GOAL OF THE EXERCISE: Pick out each line below containing "估计小明一个月".

** BEGIN RECORD SET **

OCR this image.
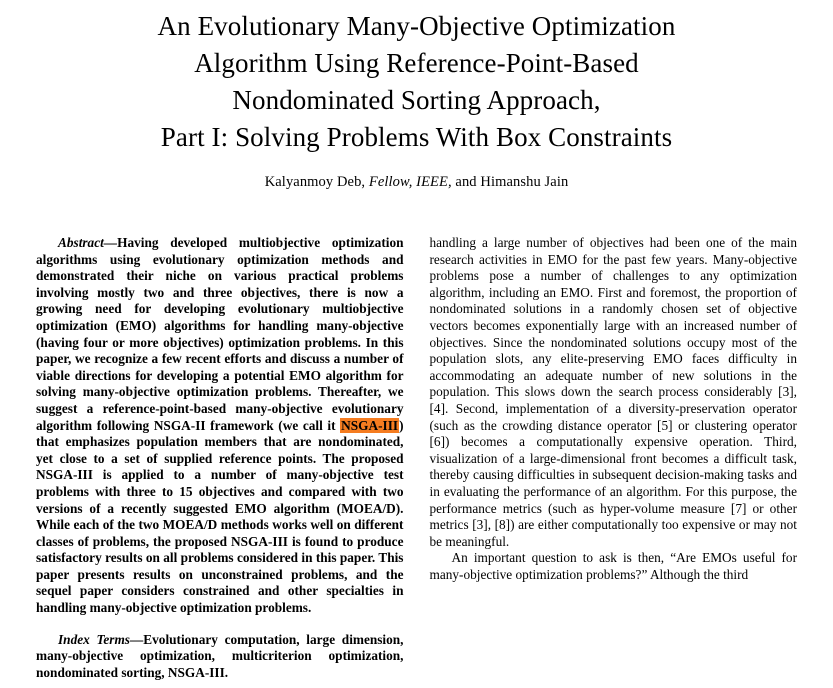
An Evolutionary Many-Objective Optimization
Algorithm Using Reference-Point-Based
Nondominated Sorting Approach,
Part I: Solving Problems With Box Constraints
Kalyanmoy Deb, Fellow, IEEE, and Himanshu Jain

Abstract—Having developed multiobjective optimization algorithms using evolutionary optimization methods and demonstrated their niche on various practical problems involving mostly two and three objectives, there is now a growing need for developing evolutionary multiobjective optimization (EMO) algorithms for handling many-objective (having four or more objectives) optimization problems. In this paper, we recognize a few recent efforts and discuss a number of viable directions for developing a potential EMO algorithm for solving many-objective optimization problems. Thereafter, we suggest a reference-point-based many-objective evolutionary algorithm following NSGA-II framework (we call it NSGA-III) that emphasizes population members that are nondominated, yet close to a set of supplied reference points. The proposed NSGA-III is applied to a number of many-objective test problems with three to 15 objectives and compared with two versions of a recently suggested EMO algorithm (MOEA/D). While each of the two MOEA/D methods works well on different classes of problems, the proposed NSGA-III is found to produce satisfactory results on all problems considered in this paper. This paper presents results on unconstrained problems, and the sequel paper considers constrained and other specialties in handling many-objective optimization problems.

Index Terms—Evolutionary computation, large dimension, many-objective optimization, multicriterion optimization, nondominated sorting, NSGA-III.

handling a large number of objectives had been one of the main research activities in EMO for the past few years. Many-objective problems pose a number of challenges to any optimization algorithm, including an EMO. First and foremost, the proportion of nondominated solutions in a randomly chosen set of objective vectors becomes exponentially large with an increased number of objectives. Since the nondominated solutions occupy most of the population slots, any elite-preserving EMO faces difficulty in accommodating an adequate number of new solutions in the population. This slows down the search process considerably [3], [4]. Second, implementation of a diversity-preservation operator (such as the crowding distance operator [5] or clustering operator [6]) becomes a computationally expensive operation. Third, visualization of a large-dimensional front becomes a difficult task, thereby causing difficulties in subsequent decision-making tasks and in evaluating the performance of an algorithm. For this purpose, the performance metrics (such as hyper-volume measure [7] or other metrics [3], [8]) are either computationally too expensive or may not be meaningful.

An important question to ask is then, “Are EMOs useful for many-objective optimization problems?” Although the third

** END RECORD SET **
** BEGIN RECORD SET **

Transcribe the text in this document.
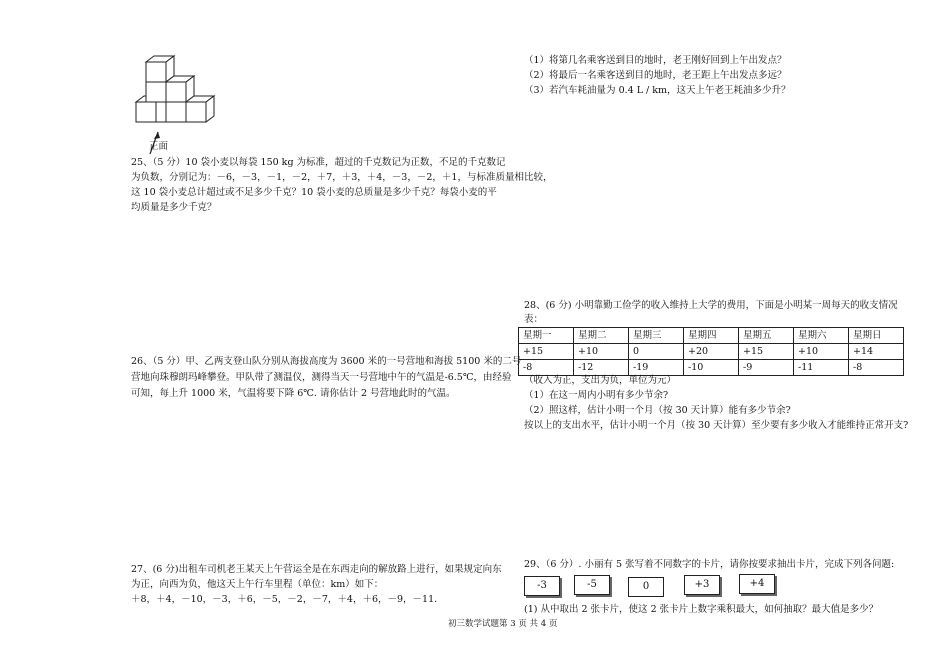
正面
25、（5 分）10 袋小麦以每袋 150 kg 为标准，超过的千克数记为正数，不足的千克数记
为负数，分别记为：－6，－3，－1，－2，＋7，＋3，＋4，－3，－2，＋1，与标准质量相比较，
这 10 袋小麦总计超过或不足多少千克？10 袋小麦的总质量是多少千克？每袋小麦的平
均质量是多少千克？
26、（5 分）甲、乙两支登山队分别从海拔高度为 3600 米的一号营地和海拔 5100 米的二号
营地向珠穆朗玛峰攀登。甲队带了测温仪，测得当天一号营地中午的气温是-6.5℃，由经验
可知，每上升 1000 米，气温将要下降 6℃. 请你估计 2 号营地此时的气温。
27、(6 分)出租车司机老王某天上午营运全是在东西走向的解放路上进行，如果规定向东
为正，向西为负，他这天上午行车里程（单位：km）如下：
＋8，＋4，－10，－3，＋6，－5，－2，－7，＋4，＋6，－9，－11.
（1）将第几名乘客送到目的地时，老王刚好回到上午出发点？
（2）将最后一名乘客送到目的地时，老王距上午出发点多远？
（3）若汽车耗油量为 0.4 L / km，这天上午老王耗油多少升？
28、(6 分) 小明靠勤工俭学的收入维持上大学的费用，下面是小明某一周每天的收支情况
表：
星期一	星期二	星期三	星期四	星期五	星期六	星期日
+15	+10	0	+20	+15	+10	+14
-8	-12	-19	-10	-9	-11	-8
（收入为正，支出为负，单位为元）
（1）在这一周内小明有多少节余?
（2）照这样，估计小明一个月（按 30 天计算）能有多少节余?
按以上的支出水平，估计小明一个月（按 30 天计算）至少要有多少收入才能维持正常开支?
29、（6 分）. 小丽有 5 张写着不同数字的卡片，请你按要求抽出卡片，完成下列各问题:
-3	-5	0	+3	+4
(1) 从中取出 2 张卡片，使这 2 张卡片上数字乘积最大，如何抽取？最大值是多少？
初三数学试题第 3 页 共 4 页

** END RECORD SET **

WRITTEN REPLY:
（2）照这样，估计小明一个月（按 30 天计算）能有多少节余?
按以上的支出水平，估计小明一个月（按 30 天计算）至少要有多少收入才能维持正常开支?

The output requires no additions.